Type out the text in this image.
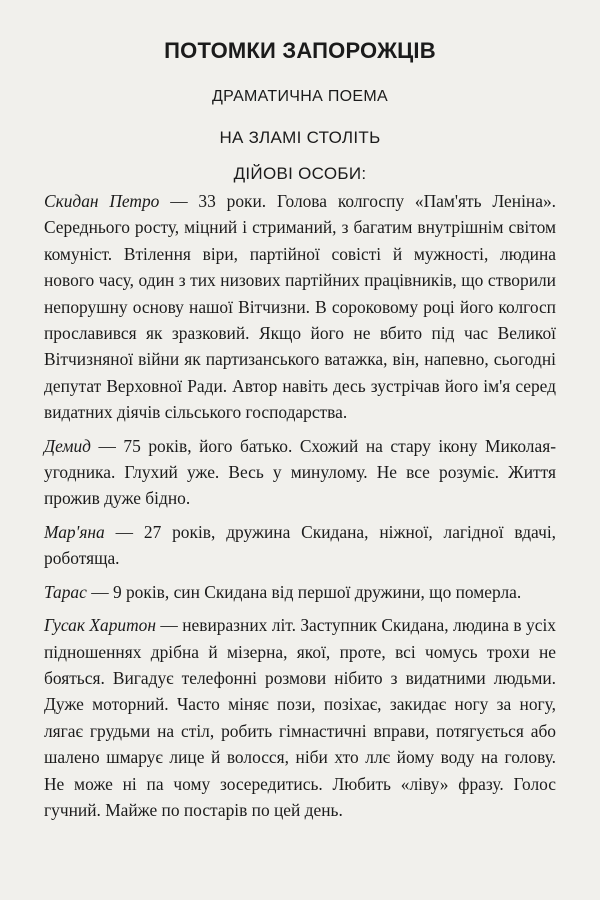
ПОТОМКИ ЗАПОРОЖЦІВ
ДРАМАТИЧНА ПОЕМА
НА ЗЛАМІ СТОЛІТЬ
ДІЙОВІ ОСОБИ:

Скидан Петро — 33 роки. Голова колгоспу «Пам'ять Леніна». Середнього росту, міцний і стриманий, з багатим внутрішнім світом комуніст. Втілення віри, партійної совісті й мужності, людина нового часу, один з тих низових партійних працівників, що створили непорушну основу нашої Вітчизни. В сороковому році його колгосп прославився як зразковий. Якщо його не вбито під час Великої Вітчизняної війни як партизанського ватажка, він, напевно, сьогодні депутат Верховної Ради. Автор навіть десь зустрічав його ім'я серед видатних діячів сільського господарства.

Демид — 75 років, його батько. Схожий на стару ікону Миколая-угодника. Глухий уже. Весь у минулому. Не все розуміє. Життя прожив дуже бідно.

Мар'яна — 27 років, дружина Скидана, ніжної, лагідної вдачі, роботяща.

Тарас — 9 років, син Скидана від першої дружини, що померла.

Гусак Харитон — невиразних літ. Заступник Скидана, людина в усіх підношеннях дрібна й мізерна, якої, проте, всі чомусь трохи не бояться. Вигадує телефонні розмови нібито з видатними людьми. Дуже моторний. Часто міняє пози, позіхає, закидає ногу за ногу, лягає грудьми на стіл, робить гімнастичні вправи, потягується або шалено шмарує лице й волосся, ніби хто ллє йому воду на голову. Не може ні па чому зосередитись. Любить «ліву» фразу. Голос гучний. Майже по постарів по цей день.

_Stated task:_
Print each of the records above exactly as written, leaving no picture in the copy.

_Written reply:_
Type out the text in this image.
ПОТОМКИ ЗАПОРОЖЦІВ
ДРАМАТИЧНА ПОЕМА
НА ЗЛАМІ СТОЛІТЬ
ДІЙОВІ ОСОБИ:

Скидан Петро — 33 роки. Голова колгоспу «Пам'ять Леніна». Середнього росту, міцний і стриманий, з багатим внутрішнім світом комуніст. Втілення віри, партійної совісті й мужності, людина нового часу, один з тих низових партійних працівників, що створили непорушну основу нашої Вітчизни. В сороковому році його колгосп прославився як зразковий. Якщо його не вбито під час Великої Вітчизняної війни як партизанського ватажка, він, напевно, сьогодні депутат Верховної Ради. Автор навіть десь зустрічав його ім'я серед видатних діячів сільського господарства.

Демид — 75 років, його батько. Схожий на стару ікону Миколая-угодника. Глухий уже. Весь у минулому. Не все розуміє. Життя прожив дуже бідно.

Мар'яна — 27 років, дружина Скидана, ніжної, лагідної вдачі, роботяща.

Тарас — 9 років, син Скидана від першої дружини, що померла.

Гусак Харитон — невиразних літ. Заступник Скидана, людина в усіх підношеннях дрібна й мізерна, якої, проте, всі чомусь трохи не бояться. Вигадує телефонні розмови нібито з видатними людьми. Дуже моторний. Часто міняє пози, позіхає, закидає ногу за ногу, лягає грудьми на стіл, робить гімнастичні вправи, потягується або шалено шмарує лице й волосся, ніби хто ллє йому воду на голову. Не може ні па чому зосередитись. Любить «ліву» фразу. Голос гучний. Майже по постарів по цей день.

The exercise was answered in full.